Exercise prompt — Quote all of the data that follows exactly as written, skipping the images.

--- start Data for this task ---

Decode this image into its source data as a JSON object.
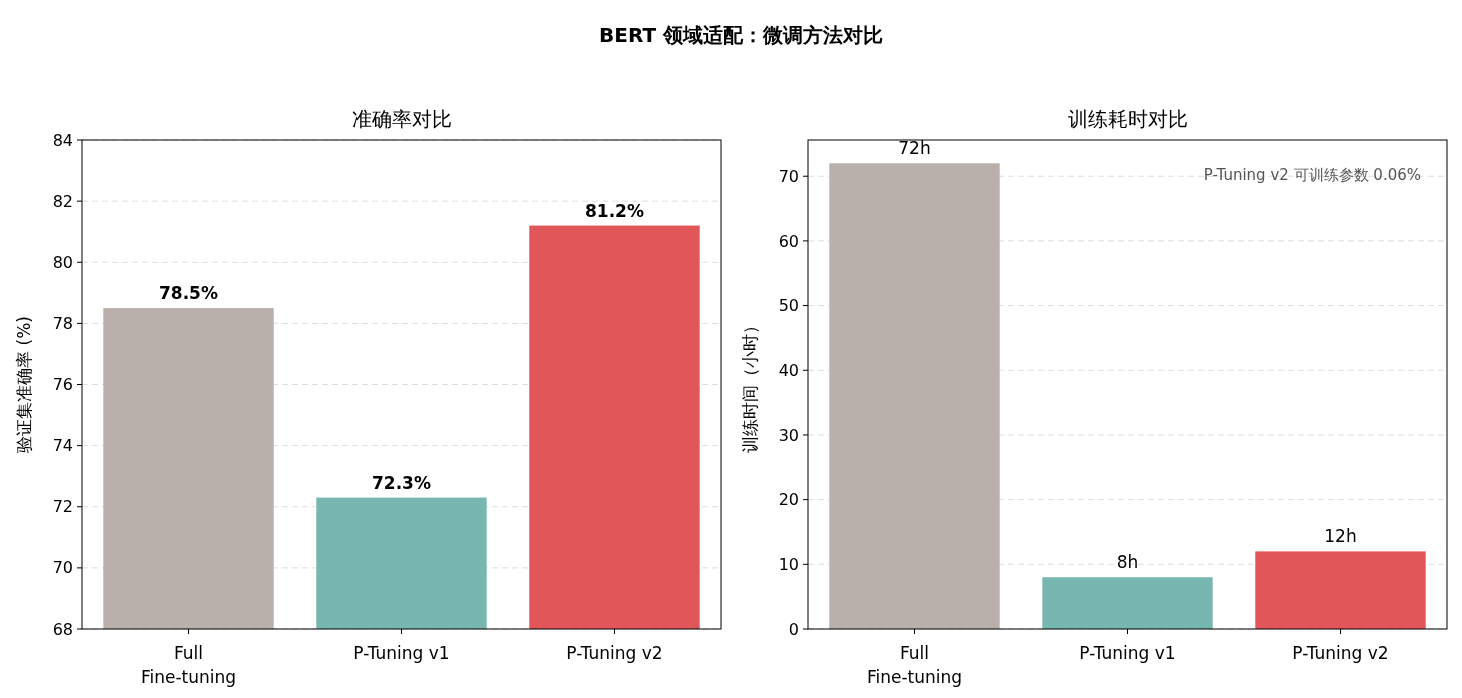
{
  "chart_data": [
    {
      "type": "bar",
      "title": "准确率对比",
      "annotations": [
        "BERT 领域适配：微调方法对比"
      ],
      "ylabel": "验证集准确率 (%)",
      "categories": [
        "Full\nFine-tuning",
        "P-Tuning v1",
        "P-Tuning v2"
      ],
      "values": [
        78.5,
        72.3,
        81.2
      ],
      "colors": [
        "#b9afab",
        "#78b6b0",
        "#e05659"
      ],
      "value_labels": [
        "78.5%",
        "72.3%",
        "81.2%"
      ],
      "ylim": [
        68,
        84
      ],
      "yticks": [
        68,
        70,
        72,
        74,
        76,
        78,
        80,
        82,
        84
      ],
      "grid": "y"
    },
    {
      "type": "bar",
      "title": "训练耗时对比",
      "ylabel": "训练时间（小时）",
      "categories": [
        "Full\nFine-tuning",
        "P-Tuning v1",
        "P-Tuning v2"
      ],
      "values": [
        72,
        8,
        12
      ],
      "colors": [
        "#b9afab",
        "#78b6b0",
        "#e05659"
      ],
      "value_labels": [
        "72h",
        "8h",
        "12h"
      ],
      "ylim": [
        0,
        75.6
      ],
      "yticks": [
        0,
        10,
        20,
        30,
        40,
        50,
        60,
        70
      ],
      "grid": "y",
      "annotations": [
        "P-Tuning v2 可训练参数 0.06%"
      ]
    }
  ]
}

--- end Data for this task ---

Solution for this problem —
Decode this image into its source data as a JSON object.
{
  "chart_data": [
    {
      "type": "bar",
      "title": "准确率对比",
      "annotations": [
        "BERT 领域适配：微调方法对比"
      ],
      "ylabel": "验证集准确率 (%)",
      "categories": [
        "Full\nFine-tuning",
        "P-Tuning v1",
        "P-Tuning v2"
      ],
      "values": [
        78.5,
        72.3,
        81.2
      ],
      "colors": [
        "#b9afab",
        "#78b6b0",
        "#e05659"
      ],
      "value_labels": [
        "78.5%",
        "72.3%",
        "81.2%"
      ],
      "ylim": [
        68,
        84
      ],
      "yticks": [
        68,
        70,
        72,
        74,
        76,
        78,
        80,
        82,
        84
      ],
      "grid": "y"
    },
    {
      "type": "bar",
      "title": "训练耗时对比",
      "ylabel": "训练时间（小时）",
      "categories": [
        "Full\nFine-tuning",
        "P-Tuning v1",
        "P-Tuning v2"
      ],
      "values": [
        72,
        8,
        12
      ],
      "colors": [
        "#b9afab",
        "#78b6b0",
        "#e05659"
      ],
      "value_labels": [
        "72h",
        "8h",
        "12h"
      ],
      "ylim": [
        0,
        75.6
      ],
      "yticks": [
        0,
        10,
        20,
        30,
        40,
        50,
        60,
        70
      ],
      "grid": "y",
      "annotations": [
        "P-Tuning v2 可训练参数 0.06%"
      ]
    }
  ]
}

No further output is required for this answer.